Visualizing neural networks II.

Thursday. March 19, 2020 - 19 mins

+ deep learning + class activation mapping + deepdream + feature visualization + neural networks

Visualizing neurons, channels, layers…

All right, it seems that it is possible to train convolutional neural networks to classify, detect and segment objects. We also now that low lever filters might learn to detect edges, and that convolution was used before to do so, Sobel filters, Gabor filters all existed but deep learning provided a way not to hand engineer these feature detectors but to learn them from data. Maybe these aren’t even that great in the first place.

What might a high level neuron percept from the world? What might a channel see? These are all relevant questions since an awful lot of people are using CNNs as black boxes for some kind of freaky black magic.

In this distill article you can get a pretty nice overall understanding of the topic but with limited maths and actual implementation details. I digged into the provided resources from this article and checked-out the lucid library that is built on TensorFlow to visualize neural nets. I also did a simple re-implementation of all these algorithms with some of the tricky methods in order to make things look good.

Overview

Basically there are a limited number of ways to visualize ANNs. This picture provides the basic building blocks of feature visualization techniques:

feature-visualization-techniques

There is neuron-wise, channel-wise and ‘layer’-wise visualization as well as prediction-wise visualization. In all of these scenarios the objective is to maximize overall activation. The ‘layer’-wise or deepdream objective was hyped by Google since it produced very cool examples. I re-implemented in my code the loss function they use in their open-source guide.

Raw data
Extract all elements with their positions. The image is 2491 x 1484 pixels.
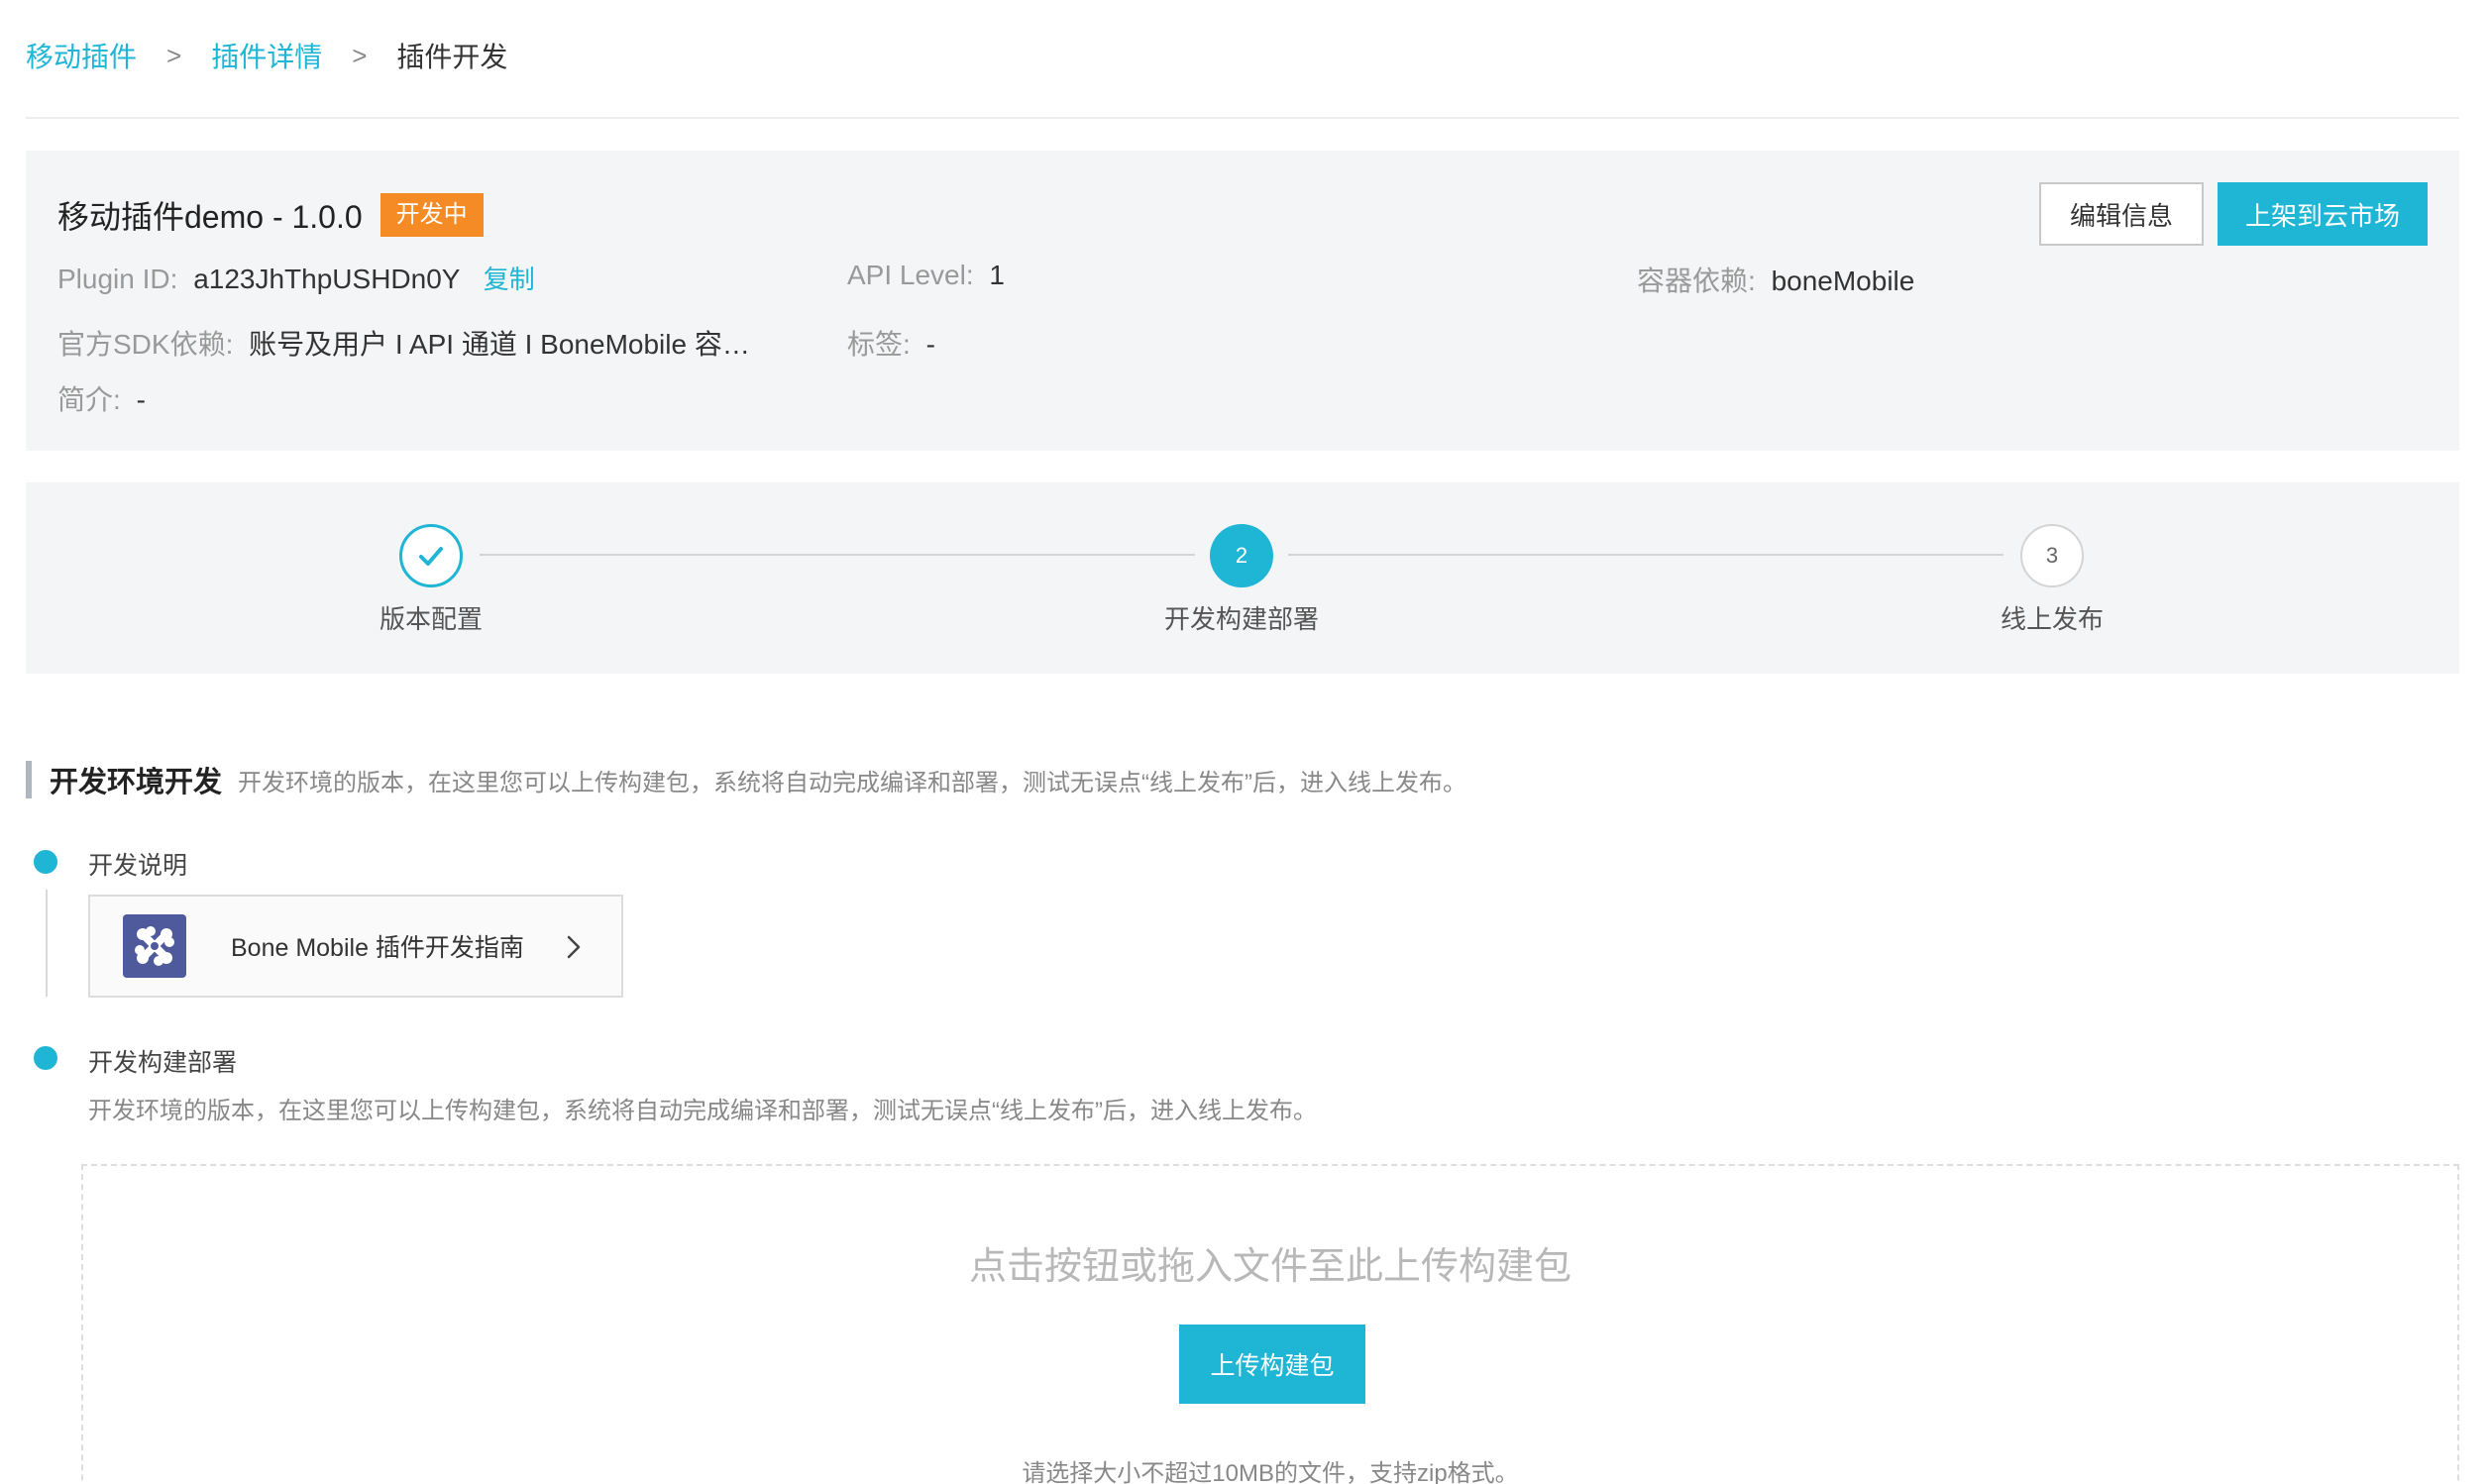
publish-to-market-button[interactable]: 上架到云市场 — [2218, 182, 2428, 246]
dev-guide-link-label: Bone Mobile 插件开发指南 — [231, 934, 524, 962]
copy-link[interactable]: 复制 — [484, 265, 535, 294]
sdk-value: 账号及用户 I API 通道 I BoneMobile 容… — [249, 329, 750, 360]
section-accent-bar — [26, 761, 32, 798]
chevron-right-icon: > — [352, 40, 368, 70]
step-1-label: 版本配置 — [379, 604, 483, 634]
plugin-name: 移动插件demo - 1.0.0 — [57, 199, 363, 235]
step-1-check-icon — [399, 524, 463, 587]
step-2-label: 开发构建部署 — [1163, 604, 1319, 634]
plugin-title-row: 移动插件demo - 1.0.0 开发中 — [57, 192, 484, 238]
breadcrumb-plugin-detail[interactable]: 插件详情 — [211, 36, 322, 75]
section-description: 开发环境的版本，在这里您可以上传构建包，系统将自动完成编译和部署，测试无误点“线… — [238, 769, 1466, 796]
status-badge: 开发中 — [379, 193, 484, 237]
api-level-field: API Level: 1 — [847, 260, 1005, 291]
build-deploy-title: 开发构建部署 — [88, 1049, 238, 1077]
plugin-id-label: Plugin ID: — [57, 264, 178, 294]
step-connector — [1288, 554, 2004, 556]
divider — [26, 117, 2459, 119]
intro-field: 简介: - — [57, 378, 146, 418]
section-title: 开发环境开发 — [50, 767, 223, 798]
step-3-label: 线上发布 — [2000, 604, 2104, 634]
bone-logo-icon — [123, 914, 186, 978]
api-level-value: 1 — [989, 260, 1005, 290]
breadcrumb: 移动插件 > 插件详情 > 插件开发 — [26, 36, 507, 75]
dev-guide-card[interactable]: Bone Mobile 插件开发指南 — [88, 895, 623, 998]
upload-hint: 点击按钮或拖入文件至此上传构建包 — [968, 1246, 1571, 1288]
edit-info-button[interactable]: 编辑信息 — [2039, 182, 2204, 246]
intro-value: - — [136, 384, 146, 415]
upload-build-button[interactable]: 上传构建包 — [1179, 1325, 1365, 1404]
plugin-id-value: a123JhThpUSHDn0Y — [193, 264, 460, 294]
section-header: 开发环境开发 开发环境的版本，在这里您可以上传构建包，系统将自动完成编译和部署，… — [26, 759, 1466, 800]
upload-note: 请选择大小不超过10MB的文件，支持zip格式。 — [1022, 1460, 1519, 1484]
tags-field: 标签: - — [847, 323, 935, 363]
api-level-label: API Level: — [847, 260, 974, 290]
intro-label: 简介: — [57, 384, 121, 415]
container-field: 容器依赖: boneMobile — [1637, 260, 1914, 299]
container-value: boneMobile — [1771, 265, 1915, 296]
upload-dropzone[interactable]: 点击按钮或拖入文件至此上传构建包 上传构建包 请选择大小不超过10MB的文件，支… — [81, 1164, 2459, 1484]
breadcrumb-current: 插件开发 — [396, 42, 508, 72]
tags-value: - — [925, 329, 935, 360]
plugin-id-field: Plugin ID: a123JhThpUSHDn0Y 复制 — [57, 260, 535, 296]
chevron-right-icon — [567, 935, 581, 959]
chevron-right-icon: > — [166, 40, 182, 70]
container-label: 容器依赖: — [1637, 265, 1756, 296]
steps-bar: 版本配置 2 开发构建部署 3 线上发布 — [26, 482, 2459, 674]
step-3-circle: 3 — [2020, 524, 2084, 587]
step-2-circle: 2 — [1210, 524, 1273, 587]
tags-label: 标签: — [847, 329, 911, 360]
sdk-field: 官方SDK依赖: 账号及用户 I API 通道 I BoneMobile 容… — [57, 323, 750, 363]
timeline-dot — [34, 850, 57, 874]
check-icon — [419, 547, 443, 566]
breadcrumb-mobile-plugins[interactable]: 移动插件 — [26, 36, 137, 75]
build-deploy-description: 开发环境的版本，在这里您可以上传构建包，系统将自动完成编译和部署，测试无误点“线… — [88, 1098, 1317, 1124]
page: 移动插件 > 插件详情 > 插件开发 移动插件demo - 1.0.0 开发中 … — [0, 0, 2491, 1484]
timeline-line — [46, 890, 48, 997]
sdk-label: 官方SDK依赖: — [57, 329, 234, 360]
step-connector — [480, 554, 1195, 556]
timeline-dot — [34, 1046, 57, 1070]
plugin-info-card: 移动插件demo - 1.0.0 开发中 编辑信息 上架到云市场 Plugin … — [26, 151, 2459, 451]
dev-guide-title: 开发说明 — [88, 852, 188, 880]
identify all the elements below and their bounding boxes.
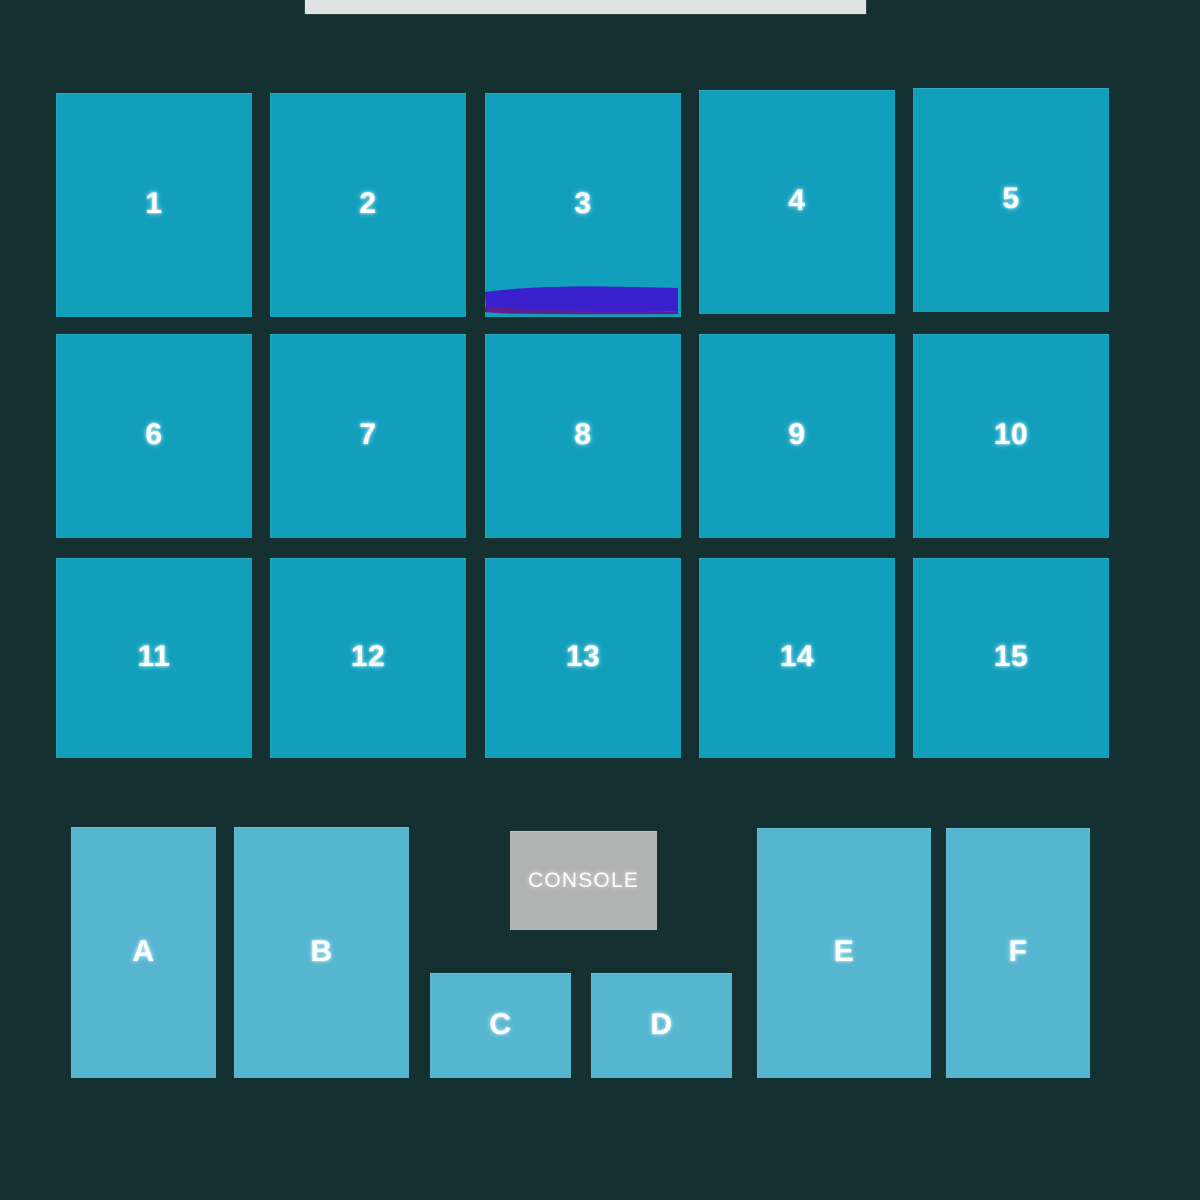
section-label: A	[132, 934, 155, 968]
section-label: 8	[574, 418, 592, 451]
section-label: 6	[145, 418, 163, 451]
console-label: CONSOLE	[527, 868, 640, 892]
section-6[interactable]: 6	[56, 334, 252, 538]
section-label: C	[489, 1007, 512, 1041]
section-label: 10	[993, 418, 1029, 451]
section-label: 3	[574, 187, 592, 220]
section-2[interactable]: 2	[270, 93, 466, 317]
section-14[interactable]: 14	[699, 558, 895, 758]
section-label: 7	[359, 418, 377, 451]
section-f[interactable]: F	[946, 828, 1090, 1078]
section-label: 12	[350, 640, 386, 673]
section-c[interactable]: C	[430, 973, 571, 1078]
section-label: 11	[137, 640, 171, 673]
section-label: 13	[565, 640, 601, 673]
section-e[interactable]: E	[757, 828, 931, 1078]
section-10[interactable]: 10	[913, 334, 1109, 538]
section-a[interactable]: A	[71, 827, 216, 1078]
section-15[interactable]: 15	[913, 558, 1109, 758]
section-13[interactable]: 13	[485, 558, 681, 758]
section-8[interactable]: 8	[485, 334, 681, 538]
section-b[interactable]: B	[234, 827, 409, 1078]
section-7[interactable]: 7	[270, 334, 466, 538]
section-9[interactable]: 9	[699, 334, 895, 538]
section-label: 4	[788, 184, 806, 217]
section-label: B	[310, 934, 333, 968]
section-label: 15	[993, 640, 1029, 673]
section-5[interactable]: 5	[913, 88, 1109, 312]
section-label: D	[650, 1007, 673, 1041]
section-label: 5	[1002, 182, 1020, 215]
section-label: 9	[788, 418, 806, 451]
stage-bar	[305, 0, 866, 14]
console-area[interactable]: CONSOLE	[510, 831, 657, 930]
section-4[interactable]: 4	[699, 90, 895, 314]
section-label: E	[833, 935, 855, 968]
section-3[interactable]: 3	[485, 93, 681, 317]
section-1[interactable]: 1	[56, 93, 252, 317]
section-label: F	[1008, 935, 1028, 968]
section-label: 2	[359, 187, 377, 220]
section-12[interactable]: 12	[270, 558, 466, 758]
section-d[interactable]: D	[591, 973, 732, 1078]
section-11[interactable]: 11	[56, 558, 252, 758]
section-label: 14	[779, 640, 815, 673]
section-label: 1	[145, 187, 163, 220]
venue-seat-map: 1 2 3 4 5 6 7 8 9 10 11 12 13 14 15 A B …	[0, 0, 1200, 1200]
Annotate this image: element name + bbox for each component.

Exercise requirements
Transcribe the neural network visualization post above word for word, everything from "All right, it" down to "the first place.".

Exercise solution
All right, it seems that it is possible to train convolutional neural networks to classify, detect and segment objects. We also now that low lever filters might learn to detect edges, and that convolution was used before to do so, Sobel filters, Gabor filters all existed but deep learning provided a way not to hand engineer these feature detectors but to learn them from data. Maybe these aren’t even that great in the first place.